Items from a figure collection

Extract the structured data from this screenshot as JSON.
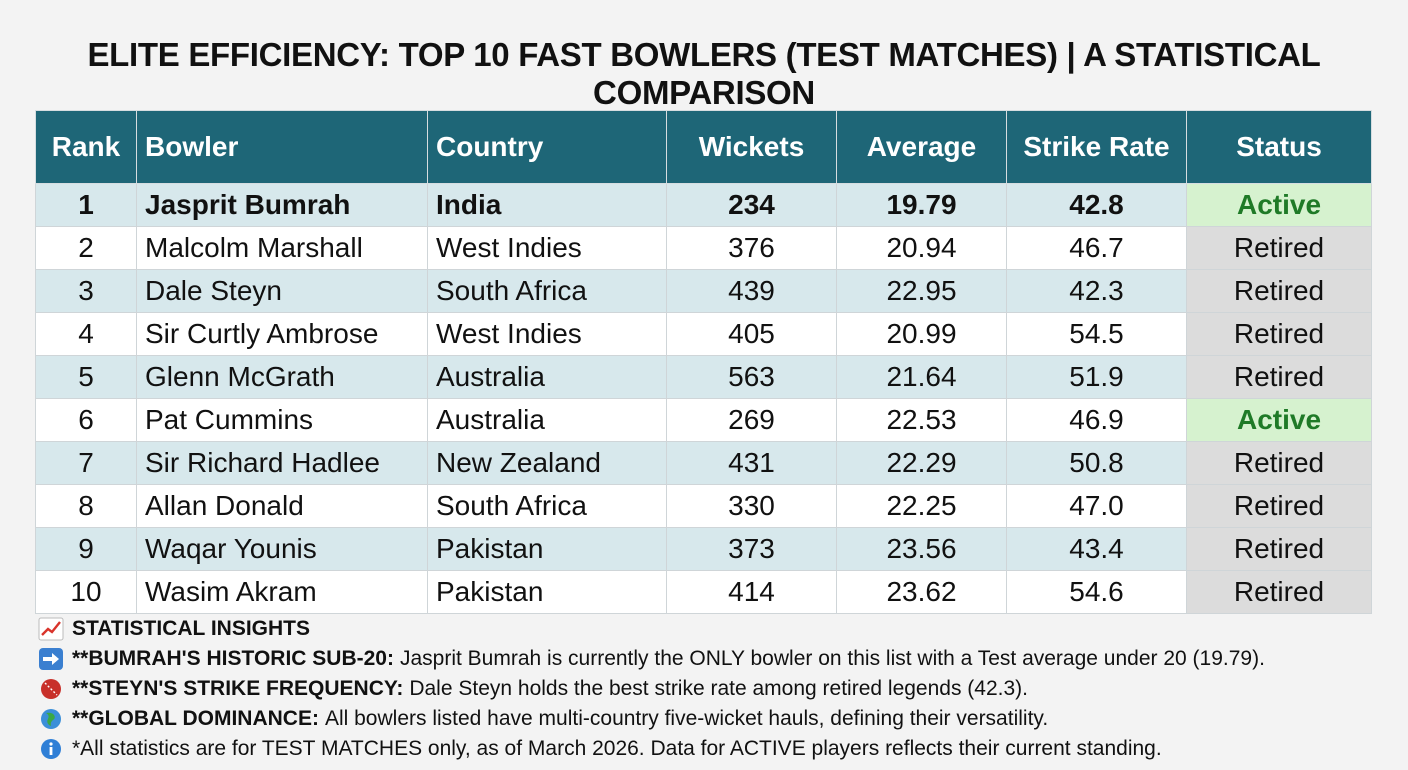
{
  "title": "ELITE EFFICIENCY: TOP 10 FAST BOWLERS (TEST MATCHES) | A STATISTICAL COMPARISON",
  "table": {
    "headers": {
      "rank": "Rank",
      "bowler": "Bowler",
      "country": "Country",
      "wickets": "Wickets",
      "average": "Average",
      "strike_rate": "Strike Rate",
      "status": "Status"
    },
    "rows": [
      {
        "rank": "1",
        "bowler": "Jasprit Bumrah",
        "country": "India",
        "wickets": "234",
        "average": "19.79",
        "strike_rate": "42.8",
        "status": "Active"
      },
      {
        "rank": "2",
        "bowler": "Malcolm Marshall",
        "country": "West Indies",
        "wickets": "376",
        "average": "20.94",
        "strike_rate": "46.7",
        "status": "Retired"
      },
      {
        "rank": "3",
        "bowler": "Dale Steyn",
        "country": "South Africa",
        "wickets": "439",
        "average": "22.95",
        "strike_rate": "42.3",
        "status": "Retired"
      },
      {
        "rank": "4",
        "bowler": "Sir Curtly Ambrose",
        "country": "West Indies",
        "wickets": "405",
        "average": "20.99",
        "strike_rate": "54.5",
        "status": "Retired"
      },
      {
        "rank": "5",
        "bowler": "Glenn McGrath",
        "country": "Australia",
        "wickets": "563",
        "average": "21.64",
        "strike_rate": "51.9",
        "status": "Retired"
      },
      {
        "rank": "6",
        "bowler": "Pat Cummins",
        "country": "Australia",
        "wickets": "269",
        "average": "22.53",
        "strike_rate": "46.9",
        "status": "Active"
      },
      {
        "rank": "7",
        "bowler": "Sir Richard Hadlee",
        "country": "New Zealand",
        "wickets": "431",
        "average": "22.29",
        "strike_rate": "50.8",
        "status": "Retired"
      },
      {
        "rank": "8",
        "bowler": "Allan Donald",
        "country": "South Africa",
        "wickets": "330",
        "average": "22.25",
        "strike_rate": "47.0",
        "status": "Retired"
      },
      {
        "rank": "9",
        "bowler": "Waqar Younis",
        "country": "Pakistan",
        "wickets": "373",
        "average": "23.56",
        "strike_rate": "43.4",
        "status": "Retired"
      },
      {
        "rank": "10",
        "bowler": "Wasim Akram",
        "country": "Pakistan",
        "wickets": "414",
        "average": "23.62",
        "strike_rate": "54.6",
        "status": "Retired"
      }
    ]
  },
  "insights": {
    "heading": "STATISTICAL INSIGHTS",
    "items": [
      {
        "icon": "arrow-right-icon",
        "lead": "**BUMRAH'S HISTORIC SUB-20:",
        "text": "Jasprit Bumrah is currently the ONLY bowler on this list with a Test average under 20 (19.79)."
      },
      {
        "icon": "cricket-ball-icon",
        "lead": "**STEYN'S STRIKE FREQUENCY:",
        "text": "Dale Steyn holds the best strike rate among retired legends (42.3)."
      },
      {
        "icon": "globe-icon",
        "lead": "**GLOBAL DOMINANCE:",
        "text": "All bowlers listed have multi-country five-wicket hauls, defining their versatility."
      },
      {
        "icon": "info-icon",
        "lead": "",
        "text": "*All statistics are for TEST MATCHES only, as of March 2026. Data for ACTIVE players reflects their current standing."
      }
    ]
  },
  "colors": {
    "header_bg": "#1e6677",
    "row_alt": "#d7e8ec",
    "active_bg": "#d6f2cf",
    "active_text": "#1f7a27",
    "retired_bg": "#dcdcdc"
  }
}
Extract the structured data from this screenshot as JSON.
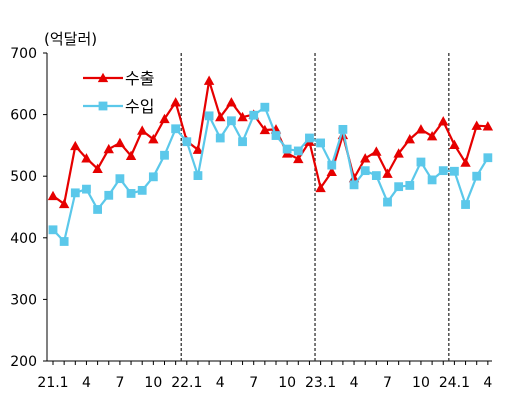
{
  "chart_data": {
    "type": "line",
    "unit_label": "(억달러)",
    "ylim": [
      200,
      700
    ],
    "y_ticks": [
      "200",
      "300",
      "400",
      "500",
      "600",
      "700"
    ],
    "x_labels": [
      "21.1",
      "4",
      "7",
      "10",
      "22.1",
      "4",
      "7",
      "10",
      "23.1",
      "4",
      "7",
      "10",
      "24.1",
      "4"
    ],
    "x_label_months": [
      1,
      4,
      7,
      10,
      13,
      16,
      19,
      22,
      25,
      28,
      31,
      34,
      37,
      40
    ],
    "year_dividers_after_month": [
      12,
      24,
      36
    ],
    "grid": false,
    "legend_position": "top-left",
    "series": [
      {
        "name": "수출",
        "color": "#e60000",
        "marker": "triangle",
        "x": [
          1,
          2,
          3,
          4,
          5,
          6,
          7,
          8,
          9,
          10,
          11,
          12,
          13,
          14,
          15,
          16,
          17,
          18,
          19,
          20,
          21,
          22,
          23,
          24,
          25,
          26,
          27,
          28,
          29,
          30,
          31,
          32,
          33,
          34,
          35,
          36,
          37,
          38,
          39,
          40
        ],
        "values": [
          468,
          455,
          549,
          529,
          512,
          544,
          554,
          533,
          574,
          560,
          593,
          620,
          557,
          543,
          655,
          596,
          620,
          596,
          600,
          575,
          576,
          537,
          528,
          556,
          481,
          507,
          567,
          497,
          529,
          540,
          504,
          537,
          560,
          576,
          565,
          589,
          551,
          522,
          582,
          581
        ]
      },
      {
        "name": "수입",
        "color": "#5bc8ea",
        "marker": "square",
        "x": [
          1,
          2,
          3,
          4,
          5,
          6,
          7,
          8,
          9,
          10,
          11,
          12,
          13,
          14,
          15,
          16,
          17,
          18,
          19,
          20,
          21,
          22,
          23,
          24,
          25,
          26,
          27,
          28,
          29,
          30,
          31,
          32,
          33,
          34,
          35,
          36,
          37,
          38,
          39,
          40
        ],
        "values": [
          413,
          394,
          473,
          479,
          446,
          469,
          496,
          472,
          477,
          499,
          534,
          577,
          556,
          501,
          598,
          562,
          590,
          556,
          599,
          612,
          566,
          544,
          541,
          562,
          554,
          518,
          576,
          486,
          509,
          501,
          458,
          483,
          485,
          523,
          494,
          509,
          508,
          454,
          500,
          530
        ]
      }
    ]
  }
}
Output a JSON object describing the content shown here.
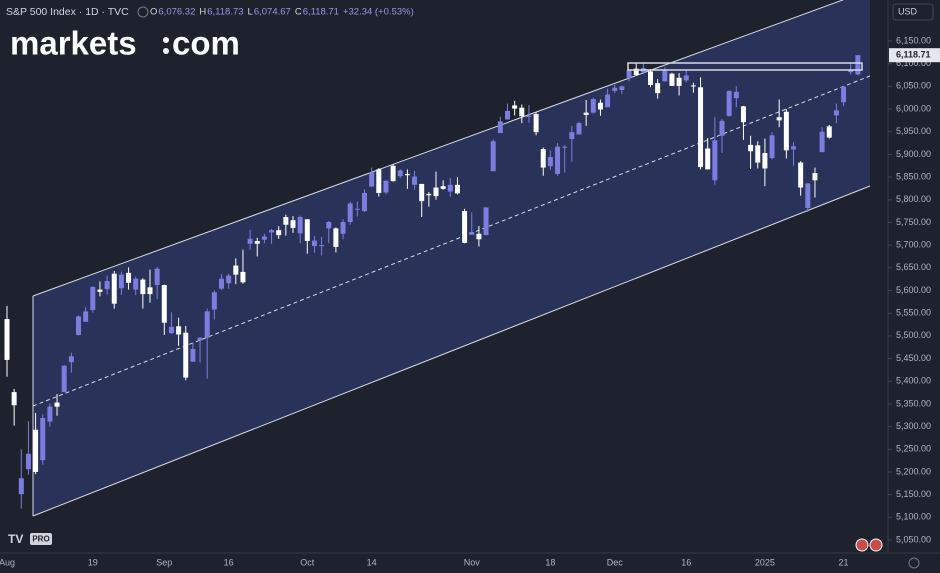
{
  "chart_data": {
    "type": "candlestick",
    "title": "S&P 500 Index · 1D · TVC",
    "ohlc_header": [
      {
        "key": "O",
        "value": "6,076.32"
      },
      {
        "key": "H",
        "value": "6,118.73"
      },
      {
        "key": "L",
        "value": "6,074.67"
      },
      {
        "key": "C",
        "value": "6,118.71"
      }
    ],
    "change": "+32.34 (+0.53%)",
    "logo": {
      "left": "markets",
      "right": "com"
    },
    "currency": "USD",
    "badge": "PRO",
    "last_price": {
      "value": 6118.71,
      "label": "6,118.71"
    },
    "up_color": "#7b7ee0",
    "down_color": "#ffffff",
    "categories": [
      "Aug",
      null,
      null,
      null,
      null,
      null,
      null,
      null,
      null,
      null,
      null,
      null,
      "19",
      null,
      null,
      null,
      null,
      null,
      null,
      null,
      null,
      null,
      "Sep",
      null,
      null,
      null,
      null,
      null,
      null,
      null,
      null,
      "16",
      null,
      null,
      null,
      null,
      null,
      null,
      null,
      null,
      null,
      null,
      "Oct",
      null,
      null,
      null,
      null,
      null,
      null,
      null,
      null,
      "14",
      null,
      null,
      null,
      null,
      null,
      null,
      null,
      null,
      null,
      null,
      null,
      null,
      null,
      "Nov",
      null,
      null,
      null,
      null,
      null,
      null,
      null,
      null,
      null,
      null,
      "18",
      null,
      null,
      null,
      null,
      null,
      null,
      null,
      null,
      "Dec",
      null,
      null,
      null,
      null,
      null,
      null,
      null,
      null,
      null,
      "16",
      null,
      null,
      null,
      null,
      null,
      null,
      null,
      null,
      null,
      null,
      "2025",
      null,
      null,
      null,
      null,
      null,
      null,
      null,
      null,
      null,
      null,
      "21",
      null,
      null
    ],
    "open": [
      5537,
      5376,
      5151,
      5206,
      5293,
      5226,
      5311,
      5353,
      5376,
      5442,
      5502,
      5531,
      5557,
      5602,
      5603,
      5637,
      5605,
      5639,
      5602,
      5624,
      5607,
      5612,
      5612,
      5506,
      5521,
      5507,
      5443,
      5490,
      5496,
      5558,
      5604,
      5616,
      5655,
      5641,
      5703,
      5709,
      5712,
      5728,
      5733,
      5762,
      5755,
      5726,
      5757,
      5698,
      5698,
      5737,
      5737,
      5725,
      5751,
      5778,
      5775,
      5829,
      5867,
      5816,
      5875,
      5852,
      5857,
      5833,
      5835,
      5813,
      5827,
      5830,
      5818,
      5833,
      5775,
      5723,
      5725,
      5722,
      5863,
      5947,
      5977,
      6008,
      6003,
      5985,
      5989,
      5912,
      5874,
      5857,
      5917,
      5934,
      5944,
      5992,
      5992,
      6014,
      6004,
      6040,
      6042,
      6069,
      6089,
      6081,
      6083,
      6057,
      6061,
      6078,
      6069,
      6063,
      6052,
      6048,
      5913,
      5843,
      5941,
      5985,
      6024,
      6006,
      5921,
      5920,
      5903,
      5892,
      5982,
      5994,
      5911,
      5882,
      5782,
      5859,
      5905,
      5962,
      5986,
      6015,
      6081.39,
      6076.32
    ],
    "high": [
      5566,
      5383,
      5250,
      5312,
      5330,
      5327,
      5351,
      5372,
      5436,
      5463,
      5545,
      5564,
      5609,
      5620,
      5633,
      5643,
      5642,
      5651,
      5631,
      5627,
      5646,
      5652,
      5613,
      5552,
      5540,
      5522,
      5485,
      5497,
      5560,
      5600,
      5636,
      5637,
      5671,
      5690,
      5734,
      5716,
      5725,
      5736,
      5742,
      5767,
      5764,
      5765,
      5757,
      5720,
      5718,
      5753,
      5739,
      5757,
      5796,
      5796,
      5823,
      5871,
      5870,
      5843,
      5878,
      5867,
      5867,
      5864,
      5835,
      5817,
      5862,
      5843,
      5848,
      5850,
      5780,
      5772,
      5742,
      5784,
      5933,
      5983,
      6012,
      6018,
      6010,
      6009,
      5993,
      5915,
      5909,
      5925,
      5921,
      5963,
      5972,
      6020,
      6025,
      6021,
      6045,
      6053,
      6052,
      6087,
      6100,
      6100,
      6088,
      6066,
      6092,
      6080,
      6079,
      6085,
      6058,
      6070,
      5936,
      5982,
      5978,
      6041,
      6050,
      6007,
      5941,
      5929,
      5935,
      5949,
      6021,
      6000,
      5927,
      5885,
      5837,
      5871,
      5960,
      5965,
      6012,
      6051,
      6100.81,
      6118.73
    ],
    "low": [
      5410,
      5302,
      5119,
      5194,
      5195,
      5216,
      5300,
      5324,
      5376,
      5419,
      5501,
      5531,
      5551,
      5587,
      5591,
      5560,
      5590,
      5602,
      5590,
      5560,
      5573,
      5581,
      5502,
      5504,
      5478,
      5402,
      5443,
      5441,
      5406,
      5536,
      5601,
      5604,
      5614,
      5615,
      5690,
      5675,
      5704,
      5703,
      5714,
      5721,
      5727,
      5704,
      5681,
      5683,
      5677,
      5704,
      5684,
      5713,
      5745,
      5763,
      5773,
      5829,
      5807,
      5812,
      5840,
      5848,
      5824,
      5822,
      5762,
      5785,
      5800,
      5822,
      5807,
      5812,
      5704,
      5723,
      5697,
      5722,
      5863,
      5947,
      5977,
      5986,
      5969,
      5970,
      5942,
      5853,
      5866,
      5853,
      5860,
      5884,
      5944,
      5963,
      5990,
      5985,
      6004,
      6035,
      6033,
      6061,
      6075,
      6077,
      6048,
      6023,
      6060,
      6051,
      6030,
      6059,
      6036,
      5867,
      5867,
      5832,
      5903,
      5983,
      6004,
      5932,
      5868,
      5869,
      5830,
      5889,
      5960,
      5891,
      5875,
      5809,
      5773,
      5805,
      5905,
      5935,
      5969,
      6006,
      6076.13,
      6074.67
    ],
    "close": [
      5447,
      5347,
      5186,
      5240,
      5200,
      5319,
      5344,
      5344,
      5434,
      5455,
      5543,
      5554,
      5608,
      5597,
      5621,
      5571,
      5635,
      5617,
      5626,
      5592,
      5592,
      5648,
      5529,
      5520,
      5503,
      5408,
      5471,
      5496,
      5554,
      5596,
      5626,
      5633,
      5635,
      5618,
      5714,
      5703,
      5719,
      5733,
      5722,
      5745,
      5738,
      5762,
      5709,
      5710,
      5700,
      5751,
      5696,
      5751,
      5792,
      5780,
      5815,
      5860,
      5815,
      5842,
      5841,
      5865,
      5854,
      5851,
      5797,
      5810,
      5808,
      5824,
      5833,
      5814,
      5705,
      5729,
      5713,
      5783,
      5929,
      5973,
      5996,
      6001,
      5984,
      5985,
      5949,
      5871,
      5894,
      5917,
      5917,
      5949,
      5969,
      5987,
      6022,
      5999,
      6032,
      6047,
      6050,
      6086,
      6075,
      6090,
      6053,
      6035,
      6084,
      6051,
      6051,
      6074,
      6051,
      5872,
      5867,
      5931,
      5974,
      6040,
      6038,
      5971,
      5907,
      5882,
      5869,
      5942,
      5975,
      5909,
      5918,
      5827,
      5836,
      5843,
      5950,
      5937,
      5997,
      6049,
      6086.37,
      6118.71
    ],
    "ylim": [
      5050,
      6150
    ],
    "yticks": [
      {
        "value": 6150,
        "label": "6,150.00"
      },
      {
        "value": 6100,
        "label": "6,100.00"
      },
      {
        "value": 6050,
        "label": "6,050.00"
      },
      {
        "value": 6000,
        "label": "6,000.00"
      },
      {
        "value": 5950,
        "label": "5,950.00"
      },
      {
        "value": 5900,
        "label": "5,900.00"
      },
      {
        "value": 5850,
        "label": "5,850.00"
      },
      {
        "value": 5800,
        "label": "5,800.00"
      },
      {
        "value": 5750,
        "label": "5,750.00"
      },
      {
        "value": 5700,
        "label": "5,700.00"
      },
      {
        "value": 5650,
        "label": "5,650.00"
      },
      {
        "value": 5600,
        "label": "5,600.00"
      },
      {
        "value": 5550,
        "label": "5,550.00"
      },
      {
        "value": 5500,
        "label": "5,500.00"
      },
      {
        "value": 5450,
        "label": "5,450.00"
      },
      {
        "value": 5400,
        "label": "5,400.00"
      },
      {
        "value": 5350,
        "label": "5,350.00"
      },
      {
        "value": 5300,
        "label": "5,300.00"
      },
      {
        "value": 5250,
        "label": "5,250.00"
      },
      {
        "value": 5200,
        "label": "5,200.00"
      },
      {
        "value": 5150,
        "label": "5,150.00"
      },
      {
        "value": 5100,
        "label": "5,100.00"
      },
      {
        "value": 5050,
        "label": "5,050.00"
      }
    ]
  }
}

● GIVEN TASK:
Count every line in the data that contains the word "Jasprit", then give that count and nothing else.

● EXERCISE ANSWER:
2